**Task prompt**
An exact reproduction of the records is required, with all images left out.

**Saved entries**
___

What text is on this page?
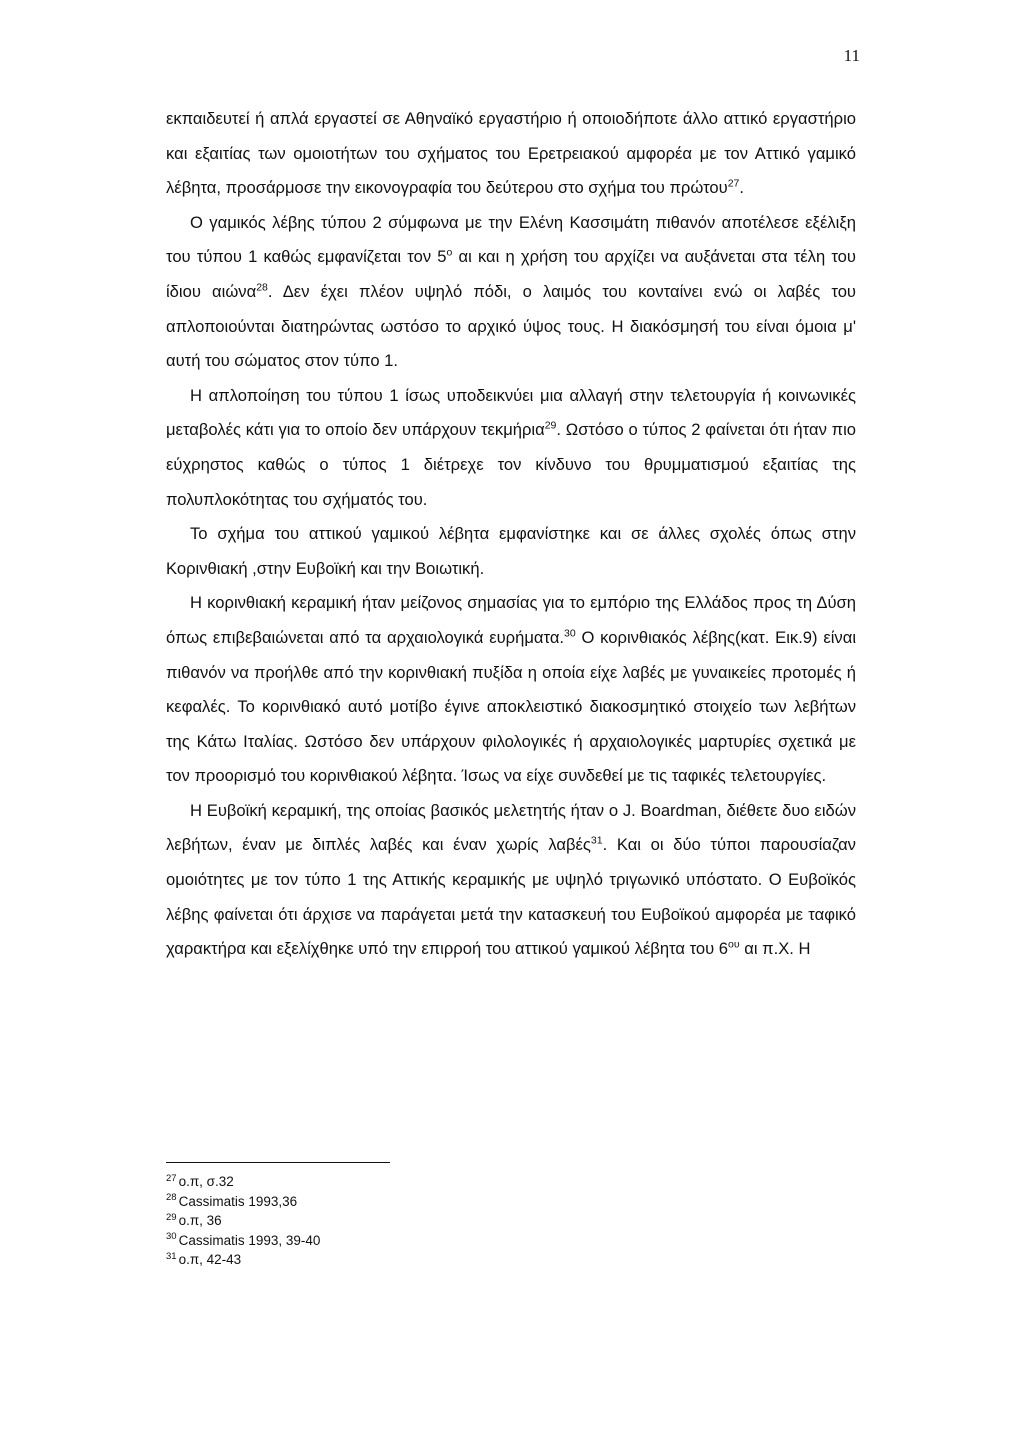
11

εκπαιδευτεί ή απλά εργαστεί σε Αθηναϊκό εργαστήριο ή οποιοδήποτε άλλο αττικό εργαστήριο και εξαιτίας των ομοιοτήτων του σχήματος του Ερετρειακού αμφορέα με τον Αττικό γαμικό λέβητα, προσάρμοσε την εικονογραφία του δεύτερου στο σχήμα του πρώτου$^{27}$.

Ο γαμικός λέβης τύπου 2 σύμφωνα με την Ελένη Κασσιμάτη πιθανόν αποτέλεσε εξέλιξη του τύπου 1 καθώς εμφανίζεται τον $5^o$ αι και η χρήση του αρχίζει να αυξάνεται στα τέλη του ίδιου αιώνα$^{28}$. Δεν έχει πλέον υψηλό πόδι, ο λαιμός του κονταίνει ενώ οι λαβές του απλοποιούνται διατηρώντας ωστόσο το αρχικό ύψος τους. Η διακόσμησή του είναι όμοια μ' αυτή του σώματος στον τύπο 1.

Η απλοποίηση του τύπου 1 ίσως υποδεικνύει μια αλλαγή στην τελετουργία ή κοινωνικές μεταβολές κάτι για το οποίο δεν υπάρχουν τεκμήρια$^{29}$. Ωστόσο ο τύπος 2 φαίνεται ότι ήταν πιο εύχρηστος καθώς ο τύπος 1 διέτρεχε τον κίνδυνο του θρυμματισμού εξαιτίας της πολυπλοκότητας του σχήματός του.

Το σχήμα του αττικού γαμικού λέβητα εμφανίστηκε και σε άλλες σχολές όπως στην Κορινθιακή ,στην Ευβοϊκή και την Βοιωτική.

Η κορινθιακή κεραμική ήταν μείζονος σημασίας για το εμπόριο της Ελλάδος προς τη Δύση όπως επιβεβαιώνεται από τα αρχαιολογικά ευρήματα.$^{30}$ Ο κορινθιακός λέβης(κατ. Εικ.9) είναι πιθανόν να προήλθε από την κορινθιακή πυξίδα η οποία είχε λαβές με γυναικείες προτομές ή κεφαλές. Το κορινθιακό αυτό μοτίβο έγινε αποκλειστικό διακοσμητικό στοιχείο των λεβήτων της Κάτω Ιταλίας. Ωστόσο δεν υπάρχουν φιλολογικές ή αρχαιολογικές μαρτυρίες σχετικά με τον προορισμό του κορινθιακού λέβητα. Ίσως να είχε συνδεθεί με τις ταφικές τελετουργίες.

Η Ευβοϊκή κεραμική, της οποίας βασικός μελετητής ήταν ο J. Boardman, διέθετε δυο ειδών λεβήτων, έναν με διπλές λαβές και έναν χωρίς λαβές$^{31}$. Και οι δύο τύποι παρουσίαζαν ομοιότητες με τον τύπο 1 της Αττικής κεραμικής με υψηλό τριγωνικό υπόστατο. Ο Ευβοϊκός λέβης φαίνεται ότι άρχισε να παράγεται μετά την κατασκευή του Ευβοϊκού αμφορέα με ταφικό χαρακτήρα και εξελίχθηκε υπό την επιρροή του αττικού γαμικού λέβητα του $6^{o\upsilon}$ αι π.Χ. Η

$^{27}$ ο.π, σ.32
$^{28}$ Cassimatis 1993,36
$^{29}$ ο.π, 36
$^{30}$ Cassimatis 1993, 39-40
$^{31}$ ο.π, 42-43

___

**Result**
What text is on this page?
11

εκπαιδευτεί ή απλά εργαστεί σε Αθηναϊκό εργαστήριο ή οποιοδήποτε άλλο αττικό εργαστήριο και εξαιτίας των ομοιοτήτων του σχήματος του Ερετρειακού αμφορέα με τον Αττικό γαμικό λέβητα, προσάρμοσε την εικονογραφία του δεύτερου στο σχήμα του πρώτου$^{27}$.

Ο γαμικός λέβης τύπου 2 σύμφωνα με την Ελένη Κασσιμάτη πιθανόν αποτέλεσε εξέλιξη του τύπου 1 καθώς εμφανίζεται τον $5^o$ αι και η χρήση του αρχίζει να αυξάνεται στα τέλη του ίδιου αιώνα$^{28}$. Δεν έχει πλέον υψηλό πόδι, ο λαιμός του κονταίνει ενώ οι λαβές του απλοποιούνται διατηρώντας ωστόσο το αρχικό ύψος τους. Η διακόσμησή του είναι όμοια μ' αυτή του σώματος στον τύπο 1.

Η απλοποίηση του τύπου 1 ίσως υποδεικνύει μια αλλαγή στην τελετουργία ή κοινωνικές μεταβολές κάτι για το οποίο δεν υπάρχουν τεκμήρια$^{29}$. Ωστόσο ο τύπος 2 φαίνεται ότι ήταν πιο εύχρηστος καθώς ο τύπος 1 διέτρεχε τον κίνδυνο του θρυμματισμού εξαιτίας της πολυπλοκότητας του σχήματός του.

Το σχήμα του αττικού γαμικού λέβητα εμφανίστηκε και σε άλλες σχολές όπως στην Κορινθιακή ,στην Ευβοϊκή και την Βοιωτική.

Η κορινθιακή κεραμική ήταν μείζονος σημασίας για το εμπόριο της Ελλάδος προς τη Δύση όπως επιβεβαιώνεται από τα αρχαιολογικά ευρήματα.$^{30}$ Ο κορινθιακός λέβης(κατ. Εικ.9) είναι πιθανόν να προήλθε από την κορινθιακή πυξίδα η οποία είχε λαβές με γυναικείες προτομές ή κεφαλές. Το κορινθιακό αυτό μοτίβο έγινε αποκλειστικό διακοσμητικό στοιχείο των λεβήτων της Κάτω Ιταλίας. Ωστόσο δεν υπάρχουν φιλολογικές ή αρχαιολογικές μαρτυρίες σχετικά με τον προορισμό του κορινθιακού λέβητα. Ίσως να είχε συνδεθεί με τις ταφικές τελετουργίες.

Η Ευβοϊκή κεραμική, της οποίας βασικός μελετητής ήταν ο J. Boardman, διέθετε δυο ειδών λεβήτων, έναν με διπλές λαβές και έναν χωρίς λαβές$^{31}$. Και οι δύο τύποι παρουσίαζαν ομοιότητες με τον τύπο 1 της Αττικής κεραμικής με υψηλό τριγωνικό υπόστατο. Ο Ευβοϊκός λέβης φαίνεται ότι άρχισε να παράγεται μετά την κατασκευή του Ευβοϊκού αμφορέα με ταφικό χαρακτήρα και εξελίχθηκε υπό την επιρροή του αττικού γαμικού λέβητα του $6^{o\upsilon}$ αι π.Χ. Η

$^{27}$ ο.π, σ.32
$^{28}$ Cassimatis 1993,36
$^{29}$ ο.π, 36
$^{30}$ Cassimatis 1993, 39-40
$^{31}$ ο.π, 42-43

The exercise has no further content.